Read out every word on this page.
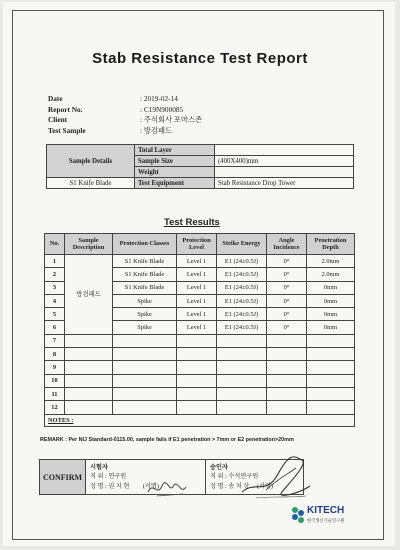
Stab Resistance Test Report
Date	: 2019-02-14
Report No.	: C19N900085
Client	: 주식회사 포마스존
Test Sample	: 방검패드
Sample Details	Total Layer	
	Sample Size	(400X400)mm
	Weight	
S1 Knife Blade	Test Equipment	Stab Resistance Drop Tower
Test Results
No.	Sample Description	Protection Classes	Protection Level	Strike Energy	Angle Incidence	Penetration Depth
1	방검패드	S1 Knife Blade	Level 1	E1 (24±0.5J)	0°	2.0mm
2		S1 Knife Blade	Level 1	E1 (24±0.5J)	0°	2.0mm
3		S1 Knife Blade	Level 1	E1 (24±0.5J)	0°	0mm
4		Spike	Level 1	E1 (24±0.5J)	0°	0mm
5		Spike	Level 1	E1 (24±0.5J)	0°	0mm
6		Spike	Level 1	E1 (24±0.5J)	0°	0mm
7						
8						
9						
10						
11						
12						
NOTES :						
REMARK : Per NIJ Standard-0115.00, sample fails if E1 penetration > 7mm or E2 penetration>20mm
CONFIRM	
시험자
직 위 : 연구원
성 명 : 권 지 현 (서명)

승인자
직 위 : 수석연구원
성 명 : 송 치 상 (서명)
KITECH
한국생산기술연구원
::::
▶ What you have to do:
Repeat the data exactly, without the pictures.

▶ Completed exercise:
Read out every word on this page.
Stab Resistance Test Report
Date	: 2019-02-14
Report No.	: C19N900085
Client	: 주식회사 포마스존
Test Sample	: 방검패드
Sample Details	Total Layer	
	Sample Size	(400X400)mm
	Weight	
S1 Knife Blade	Test Equipment	Stab Resistance Drop Tower
Test Results
No.	Sample Description	Protection Classes	Protection Level	Strike Energy	Angle Incidence	Penetration Depth
1	방검패드	S1 Knife Blade	Level 1	E1 (24±0.5J)	0°	2.0mm
2		S1 Knife Blade	Level 1	E1 (24±0.5J)	0°	2.0mm
3		S1 Knife Blade	Level 1	E1 (24±0.5J)	0°	0mm
4		Spike	Level 1	E1 (24±0.5J)	0°	0mm
5		Spike	Level 1	E1 (24±0.5J)	0°	0mm
6		Spike	Level 1	E1 (24±0.5J)	0°	0mm
7						
8						
9						
10						
11						
12						
NOTES :						
REMARK : Per NIJ Standard-0115.00, sample fails if E1 penetration > 7mm or E2 penetration>20mm
CONFIRM	
시험자
직 위 : 연구원
성 명 : 권 지 현 (서명)

승인자
직 위 : 수석연구원
성 명 : 송 치 상 (서명)
KITECH
한국생산기술연구원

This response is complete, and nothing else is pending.